**WHAT THE TASK ASKS:** Please print all of the material below, word for word.
---
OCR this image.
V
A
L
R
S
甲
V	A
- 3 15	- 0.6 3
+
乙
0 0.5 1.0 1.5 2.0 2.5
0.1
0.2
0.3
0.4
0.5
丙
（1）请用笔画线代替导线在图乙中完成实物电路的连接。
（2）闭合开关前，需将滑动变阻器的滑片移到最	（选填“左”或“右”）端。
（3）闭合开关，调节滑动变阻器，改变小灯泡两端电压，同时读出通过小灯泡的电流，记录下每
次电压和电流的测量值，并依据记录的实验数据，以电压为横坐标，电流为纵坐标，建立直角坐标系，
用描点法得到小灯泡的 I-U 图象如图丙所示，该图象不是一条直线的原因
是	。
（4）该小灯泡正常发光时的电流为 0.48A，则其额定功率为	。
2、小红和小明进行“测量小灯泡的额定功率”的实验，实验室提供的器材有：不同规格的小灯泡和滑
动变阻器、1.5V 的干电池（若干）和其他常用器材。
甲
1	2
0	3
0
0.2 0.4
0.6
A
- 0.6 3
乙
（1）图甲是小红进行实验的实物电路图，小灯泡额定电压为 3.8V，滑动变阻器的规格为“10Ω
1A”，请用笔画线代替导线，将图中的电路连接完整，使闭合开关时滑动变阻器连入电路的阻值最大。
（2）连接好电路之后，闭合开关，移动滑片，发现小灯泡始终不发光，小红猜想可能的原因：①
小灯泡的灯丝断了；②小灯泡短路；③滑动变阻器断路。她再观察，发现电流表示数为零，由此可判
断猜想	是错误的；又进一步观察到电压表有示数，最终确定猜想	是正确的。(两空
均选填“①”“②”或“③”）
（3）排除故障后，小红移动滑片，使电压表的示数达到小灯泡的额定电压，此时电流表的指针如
---
**SOLUTION TO THIS PROBLEM:**
OCR this image.
V
A
L
R
S
甲
V	A
- 3 15	- 0.6 3
+
乙
0 0.5 1.0 1.5 2.0 2.5
0.1
0.2
0.3
0.4
0.5
丙
（1）请用笔画线代替导线在图乙中完成实物电路的连接。
（2）闭合开关前，需将滑动变阻器的滑片移到最	（选填“左”或“右”）端。
（3）闭合开关，调节滑动变阻器，改变小灯泡两端电压，同时读出通过小灯泡的电流，记录下每
次电压和电流的测量值，并依据记录的实验数据，以电压为横坐标，电流为纵坐标，建立直角坐标系，
用描点法得到小灯泡的 I-U 图象如图丙所示，该图象不是一条直线的原因
是	。
（4）该小灯泡正常发光时的电流为 0.48A，则其额定功率为	。
2、小红和小明进行“测量小灯泡的额定功率”的实验，实验室提供的器材有：不同规格的小灯泡和滑
动变阻器、1.5V 的干电池（若干）和其他常用器材。
甲
1	2
0	3
0
0.2 0.4
0.6
A
- 0.6 3
乙
（1）图甲是小红进行实验的实物电路图，小灯泡额定电压为 3.8V，滑动变阻器的规格为“10Ω
1A”，请用笔画线代替导线，将图中的电路连接完整，使闭合开关时滑动变阻器连入电路的阻值最大。
（2）连接好电路之后，闭合开关，移动滑片，发现小灯泡始终不发光，小红猜想可能的原因：①
小灯泡的灯丝断了；②小灯泡短路；③滑动变阻器断路。她再观察，发现电流表示数为零，由此可判
断猜想	是错误的；又进一步观察到电压表有示数，最终确定猜想	是正确的。(两空
均选填“①”“②”或“③”）
（3）排除故障后，小红移动滑片，使电压表的示数达到小灯泡的额定电压，此时电流表的指针如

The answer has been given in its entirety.